# [Work to complete]
Every record must be written out once more, with nothing added or omitted.

>>>

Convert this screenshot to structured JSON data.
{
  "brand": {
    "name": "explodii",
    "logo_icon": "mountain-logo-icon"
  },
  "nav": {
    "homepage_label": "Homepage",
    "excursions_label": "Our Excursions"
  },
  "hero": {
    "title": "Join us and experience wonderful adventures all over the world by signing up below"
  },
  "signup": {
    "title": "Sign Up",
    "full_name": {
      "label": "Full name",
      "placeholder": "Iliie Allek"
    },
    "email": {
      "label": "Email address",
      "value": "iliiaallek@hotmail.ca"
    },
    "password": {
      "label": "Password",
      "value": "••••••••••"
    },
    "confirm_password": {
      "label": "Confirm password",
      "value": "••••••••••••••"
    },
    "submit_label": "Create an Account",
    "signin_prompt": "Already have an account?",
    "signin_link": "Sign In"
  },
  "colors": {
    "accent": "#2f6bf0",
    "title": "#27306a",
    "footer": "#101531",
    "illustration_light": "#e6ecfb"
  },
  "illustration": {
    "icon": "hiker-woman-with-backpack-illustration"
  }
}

<<<

# [Task response]
Convert this screenshot to structured JSON data.
{
  "brand": {
    "name": "explodii",
    "logo_icon": "mountain-logo-icon"
  },
  "nav": {
    "homepage_label": "Homepage",
    "excursions_label": "Our Excursions"
  },
  "hero": {
    "title": "Join us and experience wonderful adventures all over the world by signing up below"
  },
  "signup": {
    "title": "Sign Up",
    "full_name": {
      "label": "Full name",
      "placeholder": "Iliie Allek"
    },
    "email": {
      "label": "Email address",
      "value": "iliiaallek@hotmail.ca"
    },
    "password": {
      "label": "Password",
      "value": "••••••••••"
    },
    "confirm_password": {
      "label": "Confirm password",
      "value": "••••••••••••••"
    },
    "submit_label": "Create an Account",
    "signin_prompt": "Already have an account?",
    "signin_link": "Sign In"
  },
  "colors": {
    "accent": "#2f6bf0",
    "title": "#27306a",
    "footer": "#101531",
    "illustration_light": "#e6ecfb"
  },
  "illustration": {
    "icon": "hiker-woman-with-backpack-illustration"
  }
}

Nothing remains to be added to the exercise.